__PROBLEM__:
Return the line containing "Parse this screenshot: output" and all lines after it exactly; stop at the end of the material.

__RECORD SET__:
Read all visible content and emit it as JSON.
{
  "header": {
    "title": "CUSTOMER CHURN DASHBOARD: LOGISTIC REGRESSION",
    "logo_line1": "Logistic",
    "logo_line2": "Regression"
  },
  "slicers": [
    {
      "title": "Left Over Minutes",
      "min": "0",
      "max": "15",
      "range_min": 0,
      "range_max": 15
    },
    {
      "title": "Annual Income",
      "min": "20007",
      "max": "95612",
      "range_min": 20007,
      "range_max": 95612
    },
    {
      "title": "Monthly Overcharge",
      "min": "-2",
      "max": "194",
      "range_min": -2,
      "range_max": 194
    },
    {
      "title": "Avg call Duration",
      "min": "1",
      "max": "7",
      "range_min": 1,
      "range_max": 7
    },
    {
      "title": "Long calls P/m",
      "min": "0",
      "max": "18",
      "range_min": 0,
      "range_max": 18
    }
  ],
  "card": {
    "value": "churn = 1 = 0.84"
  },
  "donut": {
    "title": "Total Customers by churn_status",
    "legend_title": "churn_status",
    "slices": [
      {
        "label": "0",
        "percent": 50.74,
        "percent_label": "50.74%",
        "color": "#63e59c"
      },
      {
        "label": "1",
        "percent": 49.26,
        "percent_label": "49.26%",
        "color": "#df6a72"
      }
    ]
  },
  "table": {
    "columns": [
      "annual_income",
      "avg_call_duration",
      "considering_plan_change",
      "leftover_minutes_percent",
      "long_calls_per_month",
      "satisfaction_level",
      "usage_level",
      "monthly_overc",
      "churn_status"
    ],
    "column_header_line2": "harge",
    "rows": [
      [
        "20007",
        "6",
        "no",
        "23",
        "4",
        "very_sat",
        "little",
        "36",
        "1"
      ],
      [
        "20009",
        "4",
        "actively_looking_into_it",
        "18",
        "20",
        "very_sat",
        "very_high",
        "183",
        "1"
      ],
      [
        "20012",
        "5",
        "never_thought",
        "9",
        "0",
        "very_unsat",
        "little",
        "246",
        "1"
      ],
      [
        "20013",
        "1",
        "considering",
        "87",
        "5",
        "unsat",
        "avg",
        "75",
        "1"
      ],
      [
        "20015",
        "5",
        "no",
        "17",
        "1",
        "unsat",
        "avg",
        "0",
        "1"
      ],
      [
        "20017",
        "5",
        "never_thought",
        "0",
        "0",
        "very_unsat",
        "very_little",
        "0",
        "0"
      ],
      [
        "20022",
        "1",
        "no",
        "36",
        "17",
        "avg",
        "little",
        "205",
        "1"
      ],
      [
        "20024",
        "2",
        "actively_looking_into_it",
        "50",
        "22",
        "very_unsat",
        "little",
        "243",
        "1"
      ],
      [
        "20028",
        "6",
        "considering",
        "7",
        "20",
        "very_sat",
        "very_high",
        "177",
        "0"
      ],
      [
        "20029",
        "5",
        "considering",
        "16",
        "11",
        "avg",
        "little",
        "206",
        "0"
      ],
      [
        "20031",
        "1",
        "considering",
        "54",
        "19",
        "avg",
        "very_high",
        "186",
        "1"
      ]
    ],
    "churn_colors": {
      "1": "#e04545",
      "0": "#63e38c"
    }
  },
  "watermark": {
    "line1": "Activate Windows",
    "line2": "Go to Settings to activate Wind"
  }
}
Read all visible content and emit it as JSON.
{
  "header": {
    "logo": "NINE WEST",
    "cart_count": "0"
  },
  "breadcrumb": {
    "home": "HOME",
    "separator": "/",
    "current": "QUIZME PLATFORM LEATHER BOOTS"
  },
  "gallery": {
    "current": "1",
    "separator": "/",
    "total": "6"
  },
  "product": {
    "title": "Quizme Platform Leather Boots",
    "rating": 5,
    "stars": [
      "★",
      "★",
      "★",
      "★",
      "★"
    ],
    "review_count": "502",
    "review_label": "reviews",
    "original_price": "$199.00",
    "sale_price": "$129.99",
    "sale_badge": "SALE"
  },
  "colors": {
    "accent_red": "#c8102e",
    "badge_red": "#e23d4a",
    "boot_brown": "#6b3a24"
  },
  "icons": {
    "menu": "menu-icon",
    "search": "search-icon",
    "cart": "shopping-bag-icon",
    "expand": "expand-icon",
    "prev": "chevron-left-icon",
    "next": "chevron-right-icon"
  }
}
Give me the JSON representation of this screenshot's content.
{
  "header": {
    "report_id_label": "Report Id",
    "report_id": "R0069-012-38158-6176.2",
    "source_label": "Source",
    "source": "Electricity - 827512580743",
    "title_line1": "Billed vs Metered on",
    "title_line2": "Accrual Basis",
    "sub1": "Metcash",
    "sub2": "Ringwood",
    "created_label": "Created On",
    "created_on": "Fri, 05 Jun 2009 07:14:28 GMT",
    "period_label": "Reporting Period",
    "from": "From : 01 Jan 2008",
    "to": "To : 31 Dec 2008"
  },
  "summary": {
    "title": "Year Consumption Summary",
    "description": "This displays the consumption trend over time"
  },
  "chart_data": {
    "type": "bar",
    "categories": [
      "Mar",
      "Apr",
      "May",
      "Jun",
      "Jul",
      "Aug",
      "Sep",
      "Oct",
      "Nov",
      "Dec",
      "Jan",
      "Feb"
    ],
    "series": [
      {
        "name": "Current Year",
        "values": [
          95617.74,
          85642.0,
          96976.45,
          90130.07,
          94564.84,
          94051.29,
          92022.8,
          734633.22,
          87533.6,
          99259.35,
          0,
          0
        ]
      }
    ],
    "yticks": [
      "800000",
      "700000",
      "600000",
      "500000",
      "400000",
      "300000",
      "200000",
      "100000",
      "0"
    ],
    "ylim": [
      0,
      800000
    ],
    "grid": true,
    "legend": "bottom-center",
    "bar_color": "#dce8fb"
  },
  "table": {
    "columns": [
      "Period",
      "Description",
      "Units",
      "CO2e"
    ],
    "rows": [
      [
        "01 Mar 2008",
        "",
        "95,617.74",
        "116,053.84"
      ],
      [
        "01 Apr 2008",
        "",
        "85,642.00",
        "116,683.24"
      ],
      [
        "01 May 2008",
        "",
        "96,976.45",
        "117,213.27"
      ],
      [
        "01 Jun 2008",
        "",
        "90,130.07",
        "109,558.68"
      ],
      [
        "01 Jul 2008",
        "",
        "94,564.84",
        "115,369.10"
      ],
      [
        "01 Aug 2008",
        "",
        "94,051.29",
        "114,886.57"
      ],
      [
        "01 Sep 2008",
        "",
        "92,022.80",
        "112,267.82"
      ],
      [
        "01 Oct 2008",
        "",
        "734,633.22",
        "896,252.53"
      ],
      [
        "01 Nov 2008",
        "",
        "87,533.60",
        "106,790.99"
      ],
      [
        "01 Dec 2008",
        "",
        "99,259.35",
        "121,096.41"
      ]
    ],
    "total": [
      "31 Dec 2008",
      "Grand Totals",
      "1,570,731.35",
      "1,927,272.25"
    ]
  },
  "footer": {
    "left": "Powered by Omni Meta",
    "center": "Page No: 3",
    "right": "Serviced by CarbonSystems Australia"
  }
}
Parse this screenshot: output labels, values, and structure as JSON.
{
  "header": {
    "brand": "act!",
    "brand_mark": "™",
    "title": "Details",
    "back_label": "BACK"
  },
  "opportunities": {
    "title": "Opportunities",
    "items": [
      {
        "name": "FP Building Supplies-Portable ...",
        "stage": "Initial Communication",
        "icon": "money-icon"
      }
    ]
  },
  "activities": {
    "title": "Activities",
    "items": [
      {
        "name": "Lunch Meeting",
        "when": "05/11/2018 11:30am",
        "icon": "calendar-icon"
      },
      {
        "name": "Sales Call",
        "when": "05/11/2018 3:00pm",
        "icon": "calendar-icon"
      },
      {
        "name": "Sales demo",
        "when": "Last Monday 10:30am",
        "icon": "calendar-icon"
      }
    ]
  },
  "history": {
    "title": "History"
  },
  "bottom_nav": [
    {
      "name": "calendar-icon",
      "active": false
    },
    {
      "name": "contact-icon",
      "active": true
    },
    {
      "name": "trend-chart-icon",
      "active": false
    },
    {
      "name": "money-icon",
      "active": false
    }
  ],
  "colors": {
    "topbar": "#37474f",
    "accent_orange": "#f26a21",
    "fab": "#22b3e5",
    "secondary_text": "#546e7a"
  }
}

__REPLY TO THE EXERCISE__:
Parse this screenshot: output labels, values, and structure as JSON.
{
  "header": {
    "brand": "act!",
    "brand_mark": "™",
    "title": "Details",
    "back_label": "BACK"
  },
  "opportunities": {
    "title": "Opportunities",
    "items": [
      {
        "name": "FP Building Supplies-Portable ...",
        "stage": "Initial Communication",
        "icon": "money-icon"
      }
    ]
  },
  "activities": {
    "title": "Activities",
    "items": [
      {
        "name": "Lunch Meeting",
        "when": "05/11/2018 11:30am",
        "icon": "calendar-icon"
      },
      {
        "name": "Sales Call",
        "when": "05/11/2018 3:00pm",
        "icon": "calendar-icon"
      },
      {
        "name": "Sales demo",
        "when": "Last Monday 10:30am",
        "icon": "calendar-icon"
      }
    ]
  },
  "history": {
    "title": "History"
  },
  "bottom_nav": [
    {
      "name": "calendar-icon",
      "active": false
    },
    {
      "name": "contact-icon",
      "active": true
    },
    {
      "name": "trend-chart-icon",
      "active": false
    },
    {
      "name": "money-icon",
      "active": false
    }
  ],
  "colors": {
    "topbar": "#37474f",
    "accent_orange": "#f26a21",
    "fab": "#22b3e5",
    "secondary_text": "#546e7a"
  }
}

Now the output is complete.